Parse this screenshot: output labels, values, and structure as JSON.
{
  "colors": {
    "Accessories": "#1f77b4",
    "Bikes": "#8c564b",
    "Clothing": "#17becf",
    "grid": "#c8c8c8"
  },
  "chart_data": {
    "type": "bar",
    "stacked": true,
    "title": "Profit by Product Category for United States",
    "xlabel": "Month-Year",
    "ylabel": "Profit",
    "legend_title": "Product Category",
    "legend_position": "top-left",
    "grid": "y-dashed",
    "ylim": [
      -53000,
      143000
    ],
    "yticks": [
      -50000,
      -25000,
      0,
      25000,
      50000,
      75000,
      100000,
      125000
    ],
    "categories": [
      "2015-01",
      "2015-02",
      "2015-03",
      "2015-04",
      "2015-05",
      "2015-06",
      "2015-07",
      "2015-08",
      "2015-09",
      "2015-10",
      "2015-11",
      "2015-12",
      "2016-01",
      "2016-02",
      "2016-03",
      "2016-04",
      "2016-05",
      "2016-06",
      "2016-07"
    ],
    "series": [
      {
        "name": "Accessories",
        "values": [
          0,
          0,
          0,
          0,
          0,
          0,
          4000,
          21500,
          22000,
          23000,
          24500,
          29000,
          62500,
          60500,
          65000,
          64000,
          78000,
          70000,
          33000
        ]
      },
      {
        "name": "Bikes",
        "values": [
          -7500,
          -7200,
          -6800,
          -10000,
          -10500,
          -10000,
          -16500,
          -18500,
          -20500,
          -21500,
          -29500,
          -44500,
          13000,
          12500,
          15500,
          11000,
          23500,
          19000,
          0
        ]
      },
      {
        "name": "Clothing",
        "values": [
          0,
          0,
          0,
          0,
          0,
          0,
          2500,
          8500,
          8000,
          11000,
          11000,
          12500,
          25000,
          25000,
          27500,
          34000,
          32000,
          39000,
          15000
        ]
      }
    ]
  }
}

» **Task instructions**: Transcribe every line of the data, exactly as it stands.

» **Answer**:
Parse this screenshot: output labels, values, and structure as JSON.
{
  "colors": {
    "Accessories": "#1f77b4",
    "Bikes": "#8c564b",
    "Clothing": "#17becf",
    "grid": "#c8c8c8"
  },
  "chart_data": {
    "type": "bar",
    "stacked": true,
    "title": "Profit by Product Category for United States",
    "xlabel": "Month-Year",
    "ylabel": "Profit",
    "legend_title": "Product Category",
    "legend_position": "top-left",
    "grid": "y-dashed",
    "ylim": [
      -53000,
      143000
    ],
    "yticks": [
      -50000,
      -25000,
      0,
      25000,
      50000,
      75000,
      100000,
      125000
    ],
    "categories": [
      "2015-01",
      "2015-02",
      "2015-03",
      "2015-04",
      "2015-05",
      "2015-06",
      "2015-07",
      "2015-08",
      "2015-09",
      "2015-10",
      "2015-11",
      "2015-12",
      "2016-01",
      "2016-02",
      "2016-03",
      "2016-04",
      "2016-05",
      "2016-06",
      "2016-07"
    ],
    "series": [
      {
        "name": "Accessories",
        "values": [
          0,
          0,
          0,
          0,
          0,
          0,
          4000,
          21500,
          22000,
          23000,
          24500,
          29000,
          62500,
          60500,
          65000,
          64000,
          78000,
          70000,
          33000
        ]
      },
      {
        "name": "Bikes",
        "values": [
          -7500,
          -7200,
          -6800,
          -10000,
          -10500,
          -10000,
          -16500,
          -18500,
          -20500,
          -21500,
          -29500,
          -44500,
          13000,
          12500,
          15500,
          11000,
          23500,
          19000,
          0
        ]
      },
      {
        "name": "Clothing",
        "values": [
          0,
          0,
          0,
          0,
          0,
          0,
          2500,
          8500,
          8000,
          11000,
          11000,
          12500,
          25000,
          25000,
          27500,
          34000,
          32000,
          39000,
          15000
        ]
      }
    ]
  }
}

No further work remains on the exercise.